- **Exercise**:
Of all the lines here, how many include the string "General"? Answer with the number only.
[BEGIN Material to process]
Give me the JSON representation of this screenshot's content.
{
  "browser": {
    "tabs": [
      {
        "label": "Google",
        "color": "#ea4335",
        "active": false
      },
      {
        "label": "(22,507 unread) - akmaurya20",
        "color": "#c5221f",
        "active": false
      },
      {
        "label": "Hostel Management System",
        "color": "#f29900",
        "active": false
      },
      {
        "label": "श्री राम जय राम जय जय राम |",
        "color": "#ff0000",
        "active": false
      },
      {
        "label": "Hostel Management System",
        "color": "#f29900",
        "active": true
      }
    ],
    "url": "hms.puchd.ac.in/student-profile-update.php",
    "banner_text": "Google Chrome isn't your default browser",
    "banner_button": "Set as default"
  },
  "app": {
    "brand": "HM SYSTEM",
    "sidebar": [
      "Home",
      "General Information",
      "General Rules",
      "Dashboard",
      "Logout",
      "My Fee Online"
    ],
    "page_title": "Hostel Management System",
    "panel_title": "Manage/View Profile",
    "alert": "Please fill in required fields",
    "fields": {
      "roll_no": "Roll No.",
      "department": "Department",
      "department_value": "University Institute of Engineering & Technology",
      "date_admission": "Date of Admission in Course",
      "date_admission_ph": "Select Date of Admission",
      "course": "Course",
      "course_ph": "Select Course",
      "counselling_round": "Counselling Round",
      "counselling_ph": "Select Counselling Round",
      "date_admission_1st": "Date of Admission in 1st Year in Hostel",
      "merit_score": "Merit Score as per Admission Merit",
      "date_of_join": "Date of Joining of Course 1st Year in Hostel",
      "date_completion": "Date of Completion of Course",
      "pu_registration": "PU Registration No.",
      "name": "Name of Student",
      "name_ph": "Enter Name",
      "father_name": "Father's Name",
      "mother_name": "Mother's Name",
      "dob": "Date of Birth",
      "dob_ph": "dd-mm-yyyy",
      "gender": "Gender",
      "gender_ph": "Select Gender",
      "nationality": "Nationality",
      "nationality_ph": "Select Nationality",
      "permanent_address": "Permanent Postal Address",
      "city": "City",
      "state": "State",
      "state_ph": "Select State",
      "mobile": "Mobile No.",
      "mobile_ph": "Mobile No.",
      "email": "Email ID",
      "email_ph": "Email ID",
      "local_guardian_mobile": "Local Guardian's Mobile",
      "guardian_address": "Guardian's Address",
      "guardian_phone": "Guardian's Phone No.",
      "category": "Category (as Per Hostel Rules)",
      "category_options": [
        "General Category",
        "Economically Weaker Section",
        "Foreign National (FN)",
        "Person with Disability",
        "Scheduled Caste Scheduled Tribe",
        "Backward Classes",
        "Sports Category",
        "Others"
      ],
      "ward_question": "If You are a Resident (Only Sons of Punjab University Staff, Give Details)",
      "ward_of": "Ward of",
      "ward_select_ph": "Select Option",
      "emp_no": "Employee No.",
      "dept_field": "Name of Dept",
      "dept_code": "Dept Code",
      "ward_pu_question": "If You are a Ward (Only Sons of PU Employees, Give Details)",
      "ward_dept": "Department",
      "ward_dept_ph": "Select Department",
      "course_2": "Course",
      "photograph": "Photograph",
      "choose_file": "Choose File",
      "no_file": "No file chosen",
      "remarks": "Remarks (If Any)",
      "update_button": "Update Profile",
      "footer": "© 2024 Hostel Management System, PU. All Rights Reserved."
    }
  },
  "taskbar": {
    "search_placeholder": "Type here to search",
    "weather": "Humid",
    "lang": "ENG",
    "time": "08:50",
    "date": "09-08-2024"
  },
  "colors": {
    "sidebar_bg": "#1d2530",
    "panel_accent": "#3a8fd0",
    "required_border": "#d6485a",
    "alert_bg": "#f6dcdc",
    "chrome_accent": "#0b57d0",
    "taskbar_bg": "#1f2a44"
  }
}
[END Material to process]
- **Solution for this problem**:
3